Your objective:
Wherever a line in the records contains the word "events", return that line.

Available records:

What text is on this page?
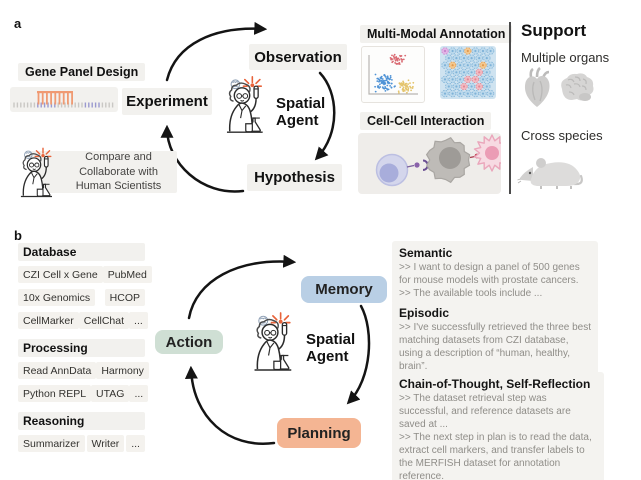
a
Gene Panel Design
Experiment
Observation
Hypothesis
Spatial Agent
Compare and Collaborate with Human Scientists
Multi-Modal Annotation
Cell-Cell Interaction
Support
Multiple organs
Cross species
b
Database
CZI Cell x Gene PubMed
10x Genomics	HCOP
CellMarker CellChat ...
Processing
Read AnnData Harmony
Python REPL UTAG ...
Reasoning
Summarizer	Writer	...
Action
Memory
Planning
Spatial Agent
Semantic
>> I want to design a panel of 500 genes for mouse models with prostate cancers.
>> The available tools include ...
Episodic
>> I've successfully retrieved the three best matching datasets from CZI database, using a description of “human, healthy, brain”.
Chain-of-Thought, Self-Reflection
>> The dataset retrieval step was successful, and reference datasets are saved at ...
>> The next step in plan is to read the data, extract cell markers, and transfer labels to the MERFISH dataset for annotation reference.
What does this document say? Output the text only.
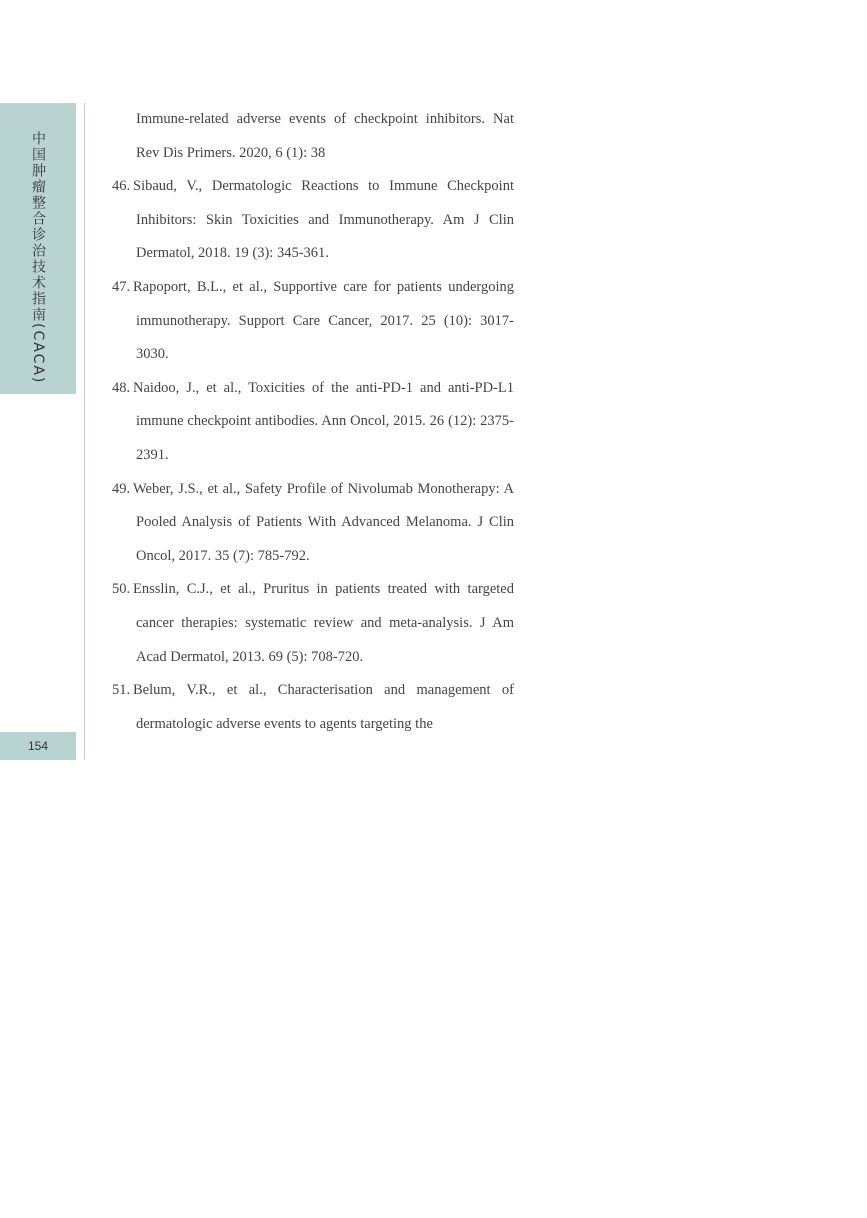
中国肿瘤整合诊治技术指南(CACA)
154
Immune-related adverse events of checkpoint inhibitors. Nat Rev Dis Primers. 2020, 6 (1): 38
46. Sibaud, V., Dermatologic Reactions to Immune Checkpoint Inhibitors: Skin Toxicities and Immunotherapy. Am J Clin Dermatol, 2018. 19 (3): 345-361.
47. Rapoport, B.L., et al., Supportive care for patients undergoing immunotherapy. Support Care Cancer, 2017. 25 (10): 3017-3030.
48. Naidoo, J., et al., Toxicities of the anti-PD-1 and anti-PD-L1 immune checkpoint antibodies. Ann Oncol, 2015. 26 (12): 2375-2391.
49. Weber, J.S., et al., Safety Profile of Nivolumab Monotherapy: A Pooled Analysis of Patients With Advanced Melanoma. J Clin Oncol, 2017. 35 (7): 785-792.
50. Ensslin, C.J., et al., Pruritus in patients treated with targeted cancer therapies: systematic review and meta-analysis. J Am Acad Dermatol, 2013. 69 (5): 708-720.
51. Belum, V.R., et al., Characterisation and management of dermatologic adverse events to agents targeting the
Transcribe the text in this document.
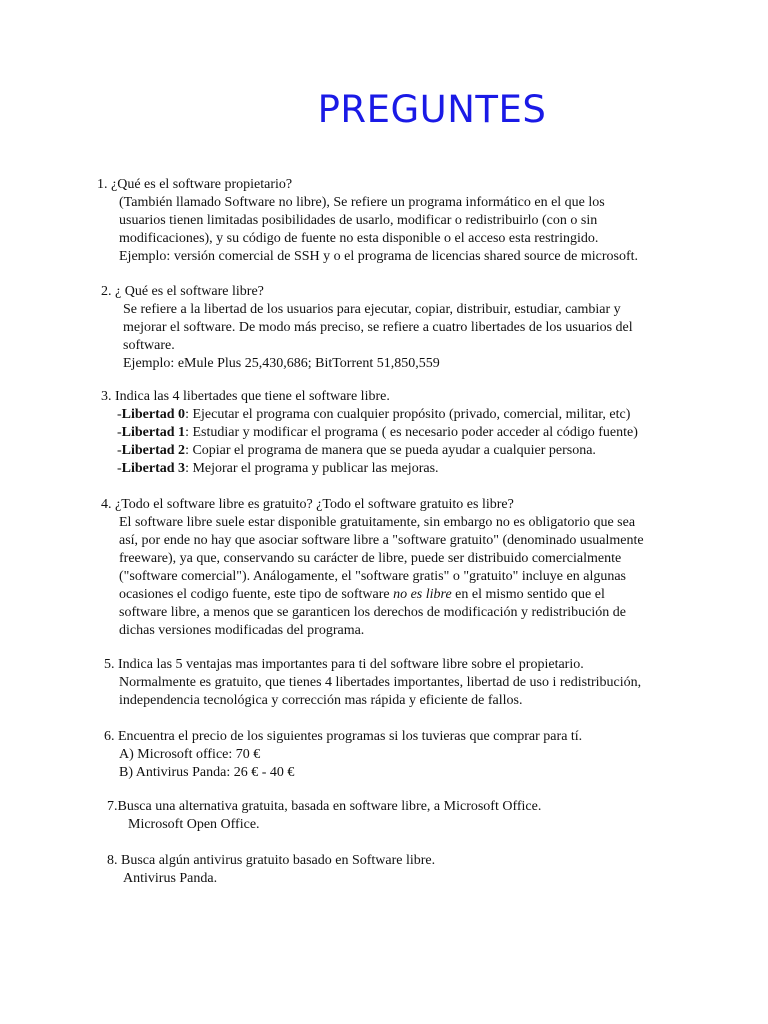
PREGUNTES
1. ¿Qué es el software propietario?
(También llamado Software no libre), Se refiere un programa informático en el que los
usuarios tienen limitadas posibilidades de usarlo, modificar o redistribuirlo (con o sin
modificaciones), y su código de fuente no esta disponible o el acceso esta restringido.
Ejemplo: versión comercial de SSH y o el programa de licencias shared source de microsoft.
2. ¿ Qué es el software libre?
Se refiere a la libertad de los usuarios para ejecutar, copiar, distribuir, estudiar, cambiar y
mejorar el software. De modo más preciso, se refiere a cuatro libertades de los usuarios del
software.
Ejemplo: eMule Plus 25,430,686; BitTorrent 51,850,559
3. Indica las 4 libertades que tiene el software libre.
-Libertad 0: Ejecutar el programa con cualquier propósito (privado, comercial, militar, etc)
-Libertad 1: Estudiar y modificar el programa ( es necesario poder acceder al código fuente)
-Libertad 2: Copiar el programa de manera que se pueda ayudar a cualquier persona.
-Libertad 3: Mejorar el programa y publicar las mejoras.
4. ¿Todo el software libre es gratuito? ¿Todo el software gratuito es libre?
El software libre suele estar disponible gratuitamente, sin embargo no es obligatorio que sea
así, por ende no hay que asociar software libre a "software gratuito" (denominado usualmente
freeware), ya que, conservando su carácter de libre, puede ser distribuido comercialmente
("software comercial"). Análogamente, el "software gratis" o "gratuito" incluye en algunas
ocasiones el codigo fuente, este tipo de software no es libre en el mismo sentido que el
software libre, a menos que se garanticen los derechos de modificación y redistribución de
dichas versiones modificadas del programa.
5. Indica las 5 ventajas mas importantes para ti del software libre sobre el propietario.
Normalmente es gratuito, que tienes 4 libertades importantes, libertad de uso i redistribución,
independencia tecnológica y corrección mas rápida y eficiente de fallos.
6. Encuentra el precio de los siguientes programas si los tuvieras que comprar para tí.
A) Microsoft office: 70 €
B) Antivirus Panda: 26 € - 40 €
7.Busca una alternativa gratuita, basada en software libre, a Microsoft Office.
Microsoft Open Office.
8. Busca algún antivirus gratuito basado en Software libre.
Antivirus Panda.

Answer for the task:
Immune-related adverse events of checkpoint inhibitors. Nat Rev Dis Primers. 2020, 6 (1): 38
51. Belum, V.R., et al., Characterisation and management of dermatologic adverse events to agents targeting the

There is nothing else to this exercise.